───── Material to process

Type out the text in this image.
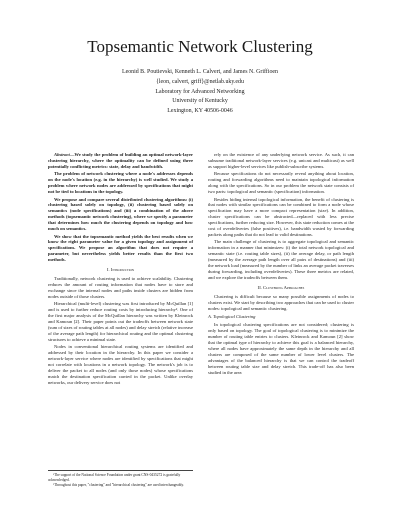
Topsemantic Network Clustering
Leonid B. Poutievski, Kenneth L. Calvert, and James N. Griffioen
{leon, calvert, griff}@netlab.uky.edu
Laboratory for Advanced Networking
University of Kentucky
Lexington, KY 40506-0046

Abstract—We study the problem of building an optimal network-layer clustering hierarchy, where the optimality can be defined using three potentially conflicting metrics: state, delay and bandwidth.

The problem of network clustering where a node's addresses depends on the node's location (e.g. in the hierarchy) is well studied. We study a problem where network nodes are addressed by specifications that might not be tied to locations in the topology.

We propose and compare several distributed clustering algorithms: (i) clustering based solely on topology, (ii) clustering based solely on semantics (node specifications) and (iii) a combination of the above methods (topsemantic network clustering), where we specify a parameter that determines how much the clustering depends on topology and how much on semantics.

We show that the topsemantic method yields the best results when we know the right parameter value for a given topology and assignment of specifications. We propose an algorithm that does not require a parameter, but nevertheless yields better results than the first two methods.

I. Introduction

Traditionally, network clustering is used to achieve scalability. Clustering reduces the amount of routing information that nodes have to store and exchange since the internal nodes and paths inside clusters are hidden from nodes outside of those clusters.

Hierarchical (multi-level) clustering was first introduced by McQuillan [1] and is used to further reduce routing costs by introducing hierarchy². One of the first major analysis of the McQuillan hierarchy was written by Kleinrock and Kamoun [2]. Their paper points out the tradeoffs between network state (sum of sizes of routing tables at all nodes) and delay stretch (relative increase of the average path length) for hierarchical routing and the optimal clustering structures to achieve a minimal state.

Nodes in conventional hierarchical routing systems are identified and addressed by their location in the hierarchy. In this paper we consider a network-layer service where nodes are identified by specifications that might not correlate with locations in a network topology. The network's job is to deliver the packet to all nodes (and only those nodes) whose specifications match the destination specification carried in the packet. Unlike overlay networks, our delivery service does not

¹The support of the National Science Foundation under grant CNS-0435272 is gratefully acknowledged.

²Throughout this paper, "clustering" and "hierarchical clustering" are used interchangeably.

rely on the existence of any underlying network service. As such, it can subsume traditional network-layer services (e.g. unicast and multicast) as well as support higher-level services like publish-subscribe systems.

Because specifications do not necessarily reveal anything about location, routing and forwarding algorithms need to maintain topological information along with the specifications. So in our problem the network state consists of two parts: topological and semantic (specification) information.

Besides hiding internal topological information, the benefit of clustering is that nodes with similar specifications can be combined to form a node whose specification may have a more compact representation (size). In addition, cluster specifications can be abstracted—replaced with less precise specifications, further reducing size. However, this state reduction comes at the cost of overdeliveries (false positives), i.e. bandwidth wasted by forwarding packets along paths that do not lead to valid destinations.

The main challenge of clustering is to aggregate topological and semantic information in a manner that minimizes: (i) the total network topological and semantic state (i.e. routing table sizes), (ii) the average delay, or path length (measured by the average path length over all pairs of destinations) and (iii) the network load (measured by the number of links an average packet traverses during forwarding, including overdeliveries). These three metrics are related, and we explore the tradeoffs between them.

II. Clustering Approaches

Clustering is difficult because so many possible assignments of nodes to clusters exist. We start by describing two approaches that can be used to cluster nodes: topological and semantic clustering.

A. Topological Clustering

In topological clustering specifications are not considered; clustering is only based on topology. The goal of topological clustering is to minimize the number of routing table entries to clusters. Kleinrock and Kamoun [2] show that the optimal type of hierarchy to achieve this goal is a balanced hierarchy, where all nodes have approximately the same depth in the hierarchy and all clusters are composed of the same number of lower level clusters. The advantages of the balanced hierarchy is that we can control the tradeoff between routing table size and delay stretch. This trade-off has also been studied in the area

──────────

Copy all the data exactly as written, but skip any picture.

Solved exercise »
Type out the text in this image.
Topsemantic Network Clustering
Leonid B. Poutievski, Kenneth L. Calvert, and James N. Griffioen
{leon, calvert, griff}@netlab.uky.edu
Laboratory for Advanced Networking
University of Kentucky
Lexington, KY 40506-0046

Abstract—We study the problem of building an optimal network-layer clustering hierarchy, where the optimality can be defined using three potentially conflicting metrics: state, delay and bandwidth.

The problem of network clustering where a node's addresses depends on the node's location (e.g. in the hierarchy) is well studied. We study a problem where network nodes are addressed by specifications that might not be tied to locations in the topology.

We propose and compare several distributed clustering algorithms: (i) clustering based solely on topology, (ii) clustering based solely on semantics (node specifications) and (iii) a combination of the above methods (topsemantic network clustering), where we specify a parameter that determines how much the clustering depends on topology and how much on semantics.

We show that the topsemantic method yields the best results when we know the right parameter value for a given topology and assignment of specifications. We propose an algorithm that does not require a parameter, but nevertheless yields better results than the first two methods.

I. Introduction

Traditionally, network clustering is used to achieve scalability. Clustering reduces the amount of routing information that nodes have to store and exchange since the internal nodes and paths inside clusters are hidden from nodes outside of those clusters.

Hierarchical (multi-level) clustering was first introduced by McQuillan [1] and is used to further reduce routing costs by introducing hierarchy². One of the first major analysis of the McQuillan hierarchy was written by Kleinrock and Kamoun [2]. Their paper points out the tradeoffs between network state (sum of sizes of routing tables at all nodes) and delay stretch (relative increase of the average path length) for hierarchical routing and the optimal clustering structures to achieve a minimal state.

Nodes in conventional hierarchical routing systems are identified and addressed by their location in the hierarchy. In this paper we consider a network-layer service where nodes are identified by specifications that might not correlate with locations in a network topology. The network's job is to deliver the packet to all nodes (and only those nodes) whose specifications match the destination specification carried in the packet. Unlike overlay networks, our delivery service does not

¹The support of the National Science Foundation under grant CNS-0435272 is gratefully acknowledged.

²Throughout this paper, "clustering" and "hierarchical clustering" are used interchangeably.

rely on the existence of any underlying network service. As such, it can subsume traditional network-layer services (e.g. unicast and multicast) as well as support higher-level services like publish-subscribe systems.

Because specifications do not necessarily reveal anything about location, routing and forwarding algorithms need to maintain topological information along with the specifications. So in our problem the network state consists of two parts: topological and semantic (specification) information.

Besides hiding internal topological information, the benefit of clustering is that nodes with similar specifications can be combined to form a node whose specification may have a more compact representation (size). In addition, cluster specifications can be abstracted—replaced with less precise specifications, further reducing size. However, this state reduction comes at the cost of overdeliveries (false positives), i.e. bandwidth wasted by forwarding packets along paths that do not lead to valid destinations.

The main challenge of clustering is to aggregate topological and semantic information in a manner that minimizes: (i) the total network topological and semantic state (i.e. routing table sizes), (ii) the average delay, or path length (measured by the average path length over all pairs of destinations) and (iii) the network load (measured by the number of links an average packet traverses during forwarding, including overdeliveries). These three metrics are related, and we explore the tradeoffs between them.

II. Clustering Approaches

Clustering is difficult because so many possible assignments of nodes to clusters exist. We start by describing two approaches that can be used to cluster nodes: topological and semantic clustering.

A. Topological Clustering

In topological clustering specifications are not considered; clustering is only based on topology. The goal of topological clustering is to minimize the number of routing table entries to clusters. Kleinrock and Kamoun [2] show that the optimal type of hierarchy to achieve this goal is a balanced hierarchy, where all nodes have approximately the same depth in the hierarchy and all clusters are composed of the same number of lower level clusters. The advantages of the balanced hierarchy is that we can control the tradeoff between routing table size and delay stretch. This trade-off has also been studied in the area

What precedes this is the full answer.